§ **Task to carry out**:
What is needed here is an exact copy of every entry.

Extracted records
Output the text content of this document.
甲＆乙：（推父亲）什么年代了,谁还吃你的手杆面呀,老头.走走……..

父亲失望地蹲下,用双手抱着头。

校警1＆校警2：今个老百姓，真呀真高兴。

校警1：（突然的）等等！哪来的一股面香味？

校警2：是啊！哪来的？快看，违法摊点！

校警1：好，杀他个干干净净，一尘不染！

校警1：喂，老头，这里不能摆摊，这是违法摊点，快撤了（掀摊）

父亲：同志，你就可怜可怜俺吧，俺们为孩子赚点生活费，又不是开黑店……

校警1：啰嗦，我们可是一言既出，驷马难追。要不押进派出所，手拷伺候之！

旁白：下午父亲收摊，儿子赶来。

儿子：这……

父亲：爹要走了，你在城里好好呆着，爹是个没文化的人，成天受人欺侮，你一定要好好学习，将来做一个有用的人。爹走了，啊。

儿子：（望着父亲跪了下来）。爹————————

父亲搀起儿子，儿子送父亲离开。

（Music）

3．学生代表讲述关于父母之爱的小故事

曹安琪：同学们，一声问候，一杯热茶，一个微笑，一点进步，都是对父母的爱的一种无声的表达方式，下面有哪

§ **The completed task**:
Output the text content of this document.
甲＆乙：（推父亲）什么年代了,谁还吃你的手杆面呀,老头.走走……..

父亲失望地蹲下,用双手抱着头。

校警1＆校警2：今个老百姓，真呀真高兴。

校警1：（突然的）等等！哪来的一股面香味？

校警2：是啊！哪来的？快看，违法摊点！

校警1：好，杀他个干干净净，一尘不染！

校警1：喂，老头，这里不能摆摊，这是违法摊点，快撤了（掀摊）

父亲：同志，你就可怜可怜俺吧，俺们为孩子赚点生活费，又不是开黑店……

校警1：啰嗦，我们可是一言既出，驷马难追。要不押进派出所，手拷伺候之！

旁白：下午父亲收摊，儿子赶来。

儿子：这……

父亲：爹要走了，你在城里好好呆着，爹是个没文化的人，成天受人欺侮，你一定要好好学习，将来做一个有用的人。爹走了，啊。

儿子：（望着父亲跪了下来）。爹————————

父亲搀起儿子，儿子送父亲离开。

（Music）

3．学生代表讲述关于父母之爱的小故事

曹安琪：同学们，一声问候，一杯热茶，一个微笑，一点进步，都是对父母的爱的一种无声的表达方式，下面有哪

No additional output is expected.